Go through the records below and copy out every line that contains the word "Tissue".
Start of Study material
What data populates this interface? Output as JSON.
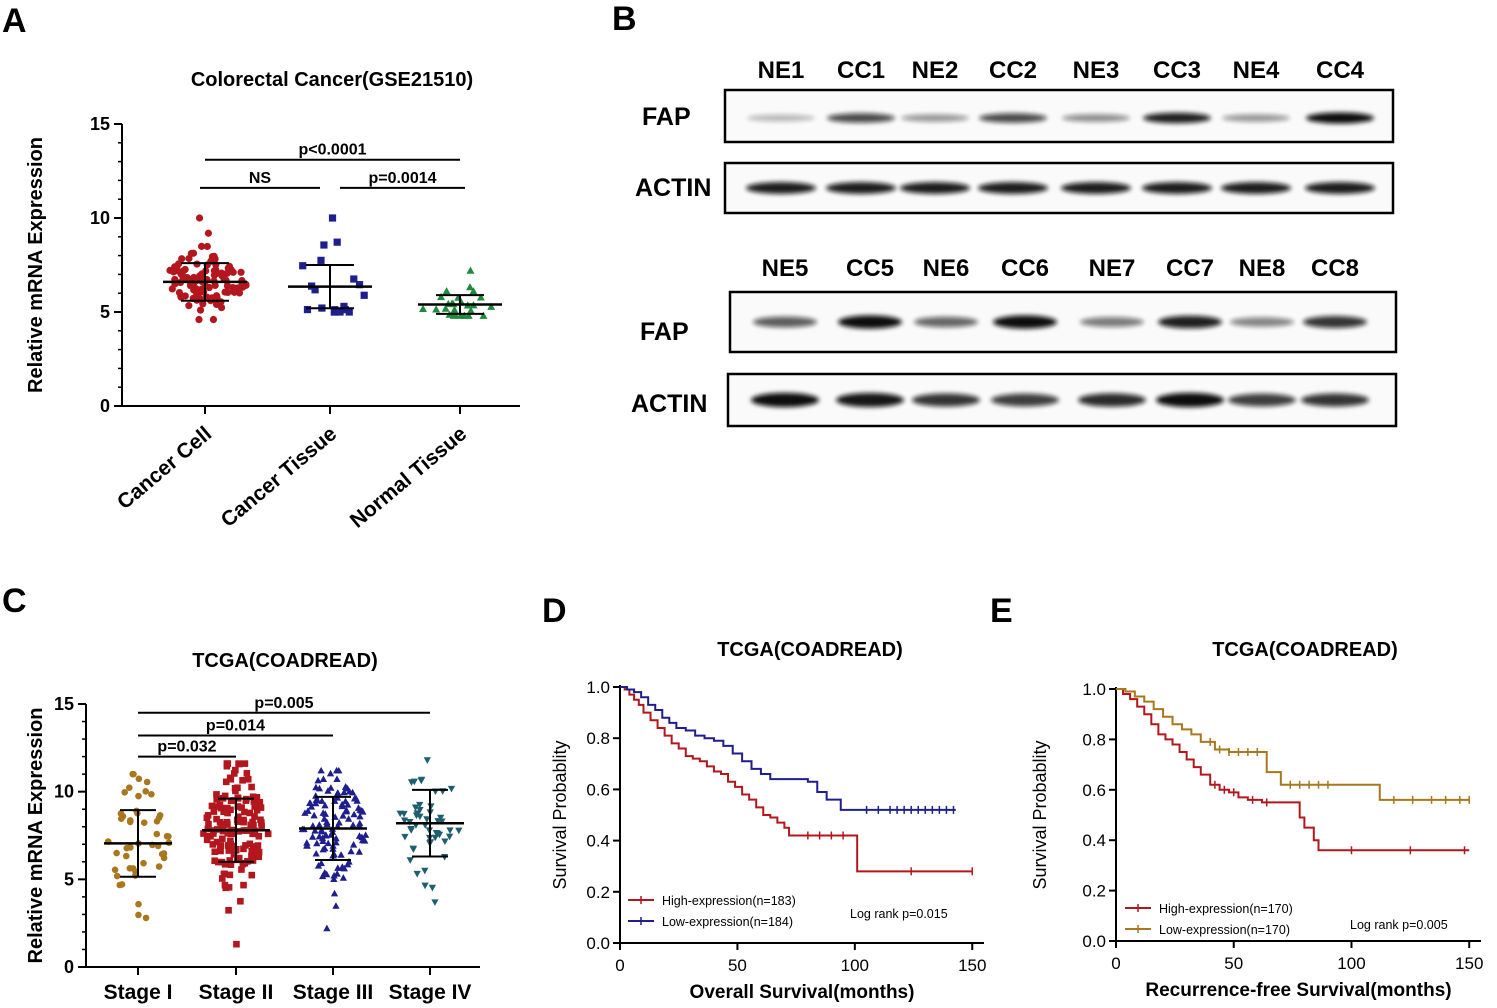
{
  "panel_labels": {
    "A": "A",
    "B": "B",
    "C": "C",
    "D": "D",
    "E": "E"
  },
  "colors": {
    "red": "#b3171d",
    "navy": "#1e1e8c",
    "green": "#1e8a3c",
    "gold": "#a8771e",
    "teal": "#1e5e6e",
    "brown": "#a8771e"
  },
  "blot": {
    "top_lanes": [
      "NE1",
      "CC1",
      "NE2",
      "CC2",
      "NE3",
      "CC3",
      "NE4",
      "CC4"
    ],
    "bottom_lanes": [
      "NE5",
      "CC5",
      "NE6",
      "CC6",
      "NE7",
      "CC7",
      "NE8",
      "CC8"
    ],
    "row_fap": "FAP",
    "row_actin": "ACTIN",
    "fap_top_intensity": [
      0.15,
      0.7,
      0.3,
      0.7,
      0.35,
      0.9,
      0.3,
      1.0
    ],
    "fap_bottom_intensity": [
      0.6,
      1.0,
      0.55,
      1.0,
      0.45,
      0.9,
      0.4,
      0.8
    ]
  },
  "chart_data": [
    {
      "id": "A",
      "type": "scatter",
      "title": "Colorectal Cancer(GSE21510)",
      "ylabel": "Relative mRNA Expression",
      "ylim": [
        0,
        15
      ],
      "yticks": [
        0,
        5,
        10,
        15
      ],
      "categories": [
        "Cancer Cell",
        "Cancer Tissue",
        "Normal Tissue"
      ],
      "series": [
        {
          "name": "Cancer Cell",
          "n": 110,
          "mean": 6.6,
          "sd": 1.0,
          "min": 4.6,
          "max": 10.0,
          "marker": "circle",
          "color_key": "red"
        },
        {
          "name": "Cancer Tissue",
          "n": 19,
          "mean": 6.35,
          "sd": 1.15,
          "min": 5.0,
          "max": 10.0,
          "marker": "square",
          "color_key": "navy"
        },
        {
          "name": "Normal Tissue",
          "n": 26,
          "mean": 5.4,
          "sd": 0.5,
          "min": 4.8,
          "max": 7.2,
          "marker": "triangle-up",
          "color_key": "green"
        }
      ],
      "comparisons": [
        {
          "from": 0,
          "to": 2,
          "label": "p<0.0001",
          "y": 13.1
        },
        {
          "from": 0,
          "to": 1,
          "label": "NS",
          "y": 11.6
        },
        {
          "from": 1,
          "to": 2,
          "label": "p=0.0014",
          "y": 11.6
        }
      ]
    },
    {
      "id": "C",
      "type": "scatter",
      "title": "TCGA(COADREAD)",
      "ylabel": "Relative mRNA Expression",
      "ylim": [
        0,
        15
      ],
      "yticks": [
        0,
        5,
        10,
        15
      ],
      "categories": [
        "Stage I",
        "Stage II",
        "Stage III",
        "Stage IV"
      ],
      "series": [
        {
          "name": "Stage I",
          "n": 48,
          "mean": 7.05,
          "sd": 1.9,
          "min": 2.8,
          "max": 11.0,
          "marker": "circle",
          "color_key": "gold"
        },
        {
          "name": "Stage II",
          "n": 150,
          "mean": 7.8,
          "sd": 1.8,
          "min": 1.3,
          "max": 11.6,
          "marker": "square",
          "color_key": "red"
        },
        {
          "name": "Stage III",
          "n": 120,
          "mean": 7.9,
          "sd": 1.8,
          "min": 2.2,
          "max": 11.2,
          "marker": "triangle-up",
          "color_key": "navy"
        },
        {
          "name": "Stage IV",
          "n": 50,
          "mean": 8.2,
          "sd": 1.9,
          "min": 3.7,
          "max": 11.8,
          "marker": "triangle-down",
          "color_key": "teal"
        }
      ],
      "comparisons": [
        {
          "from": 0,
          "to": 3,
          "label": "p=0.005",
          "y": 14.5
        },
        {
          "from": 0,
          "to": 2,
          "label": "p=0.014",
          "y": 13.2
        },
        {
          "from": 0,
          "to": 1,
          "label": "p=0.032",
          "y": 12.0
        }
      ]
    },
    {
      "id": "D",
      "type": "line",
      "title": "TCGA(COADREAD)",
      "xlabel": "Overall Survival(months)",
      "ylabel": "Survival Probablity",
      "xlim": [
        0,
        155
      ],
      "ylim": [
        0,
        1.0
      ],
      "xticks": [
        0,
        50,
        100,
        150
      ],
      "yticks": [
        0.0,
        0.2,
        0.4,
        0.6,
        0.8,
        1.0
      ],
      "annotation": "Log rank p=0.015",
      "series": [
        {
          "name": "High-expression(n=183)",
          "color_key": "red",
          "x": [
            0,
            2,
            4,
            6,
            8,
            10,
            13,
            16,
            19,
            22,
            25,
            28,
            31,
            34,
            37,
            40,
            43,
            46,
            49,
            52,
            55,
            58,
            61,
            64,
            67,
            70,
            72,
            100,
            101,
            150
          ],
          "y": [
            1.0,
            0.99,
            0.97,
            0.95,
            0.93,
            0.9,
            0.87,
            0.84,
            0.81,
            0.78,
            0.76,
            0.73,
            0.72,
            0.71,
            0.69,
            0.67,
            0.66,
            0.63,
            0.61,
            0.58,
            0.56,
            0.53,
            0.5,
            0.49,
            0.47,
            0.45,
            0.42,
            0.42,
            0.28,
            0.28
          ],
          "censor_x": [
            80,
            85,
            90,
            95,
            124,
            150
          ]
        },
        {
          "name": "Low-expression(n=184)",
          "color_key": "navy",
          "x": [
            0,
            3,
            6,
            9,
            12,
            15,
            18,
            21,
            24,
            28,
            32,
            36,
            40,
            44,
            48,
            52,
            56,
            60,
            64,
            70,
            75,
            80,
            84,
            88,
            94,
            100,
            143
          ],
          "y": [
            1.0,
            0.99,
            0.98,
            0.96,
            0.93,
            0.91,
            0.88,
            0.86,
            0.84,
            0.83,
            0.81,
            0.8,
            0.79,
            0.77,
            0.74,
            0.71,
            0.68,
            0.66,
            0.64,
            0.64,
            0.64,
            0.63,
            0.59,
            0.56,
            0.52,
            0.52,
            0.52
          ],
          "censor_x": [
            105,
            110,
            115,
            118,
            121,
            124,
            127,
            130,
            133,
            136,
            139,
            142
          ]
        }
      ]
    },
    {
      "id": "E",
      "type": "line",
      "title": "TCGA(COADREAD)",
      "xlabel": "Recurrence-free Survival(months)",
      "ylabel": "Survival Probablity",
      "xlim": [
        0,
        155
      ],
      "ylim": [
        0,
        1.0
      ],
      "xticks": [
        0,
        50,
        100,
        150
      ],
      "yticks": [
        0.0,
        0.2,
        0.4,
        0.6,
        0.8,
        1.0
      ],
      "annotation": "Log rank p=0.005",
      "series": [
        {
          "name": "High-expression(n=170)",
          "color_key": "red",
          "x": [
            0,
            3,
            6,
            9,
            12,
            15,
            18,
            21,
            24,
            27,
            30,
            33,
            36,
            40,
            44,
            48,
            52,
            56,
            62,
            68,
            74,
            78,
            80,
            84,
            86,
            100,
            150
          ],
          "y": [
            1.0,
            0.98,
            0.96,
            0.93,
            0.9,
            0.86,
            0.82,
            0.8,
            0.78,
            0.75,
            0.72,
            0.69,
            0.66,
            0.62,
            0.6,
            0.59,
            0.57,
            0.56,
            0.55,
            0.55,
            0.55,
            0.49,
            0.45,
            0.4,
            0.36,
            0.36,
            0.36
          ],
          "censor_x": [
            42,
            46,
            50,
            58,
            64,
            100,
            125,
            148
          ]
        },
        {
          "name": "Low-expression(n=170)",
          "color_key": "brown",
          "x": [
            0,
            4,
            8,
            12,
            16,
            20,
            24,
            28,
            32,
            36,
            42,
            48,
            54,
            60,
            64,
            70,
            80,
            90,
            100,
            108,
            112,
            150
          ],
          "y": [
            1.0,
            0.99,
            0.97,
            0.95,
            0.92,
            0.89,
            0.86,
            0.84,
            0.82,
            0.79,
            0.76,
            0.75,
            0.75,
            0.75,
            0.67,
            0.62,
            0.62,
            0.62,
            0.62,
            0.62,
            0.56,
            0.56
          ],
          "censor_x": [
            40,
            44,
            48,
            52,
            56,
            60,
            74,
            78,
            82,
            86,
            90,
            118,
            126,
            134,
            140,
            146,
            150
          ]
        }
      ]
    }
  ]
}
End of Study material
▸ **Response box**:
        "Cancer Tissue",
        "Normal Tissue"
          "name": "Cancer Tissue",
          "name": "Normal Tissue",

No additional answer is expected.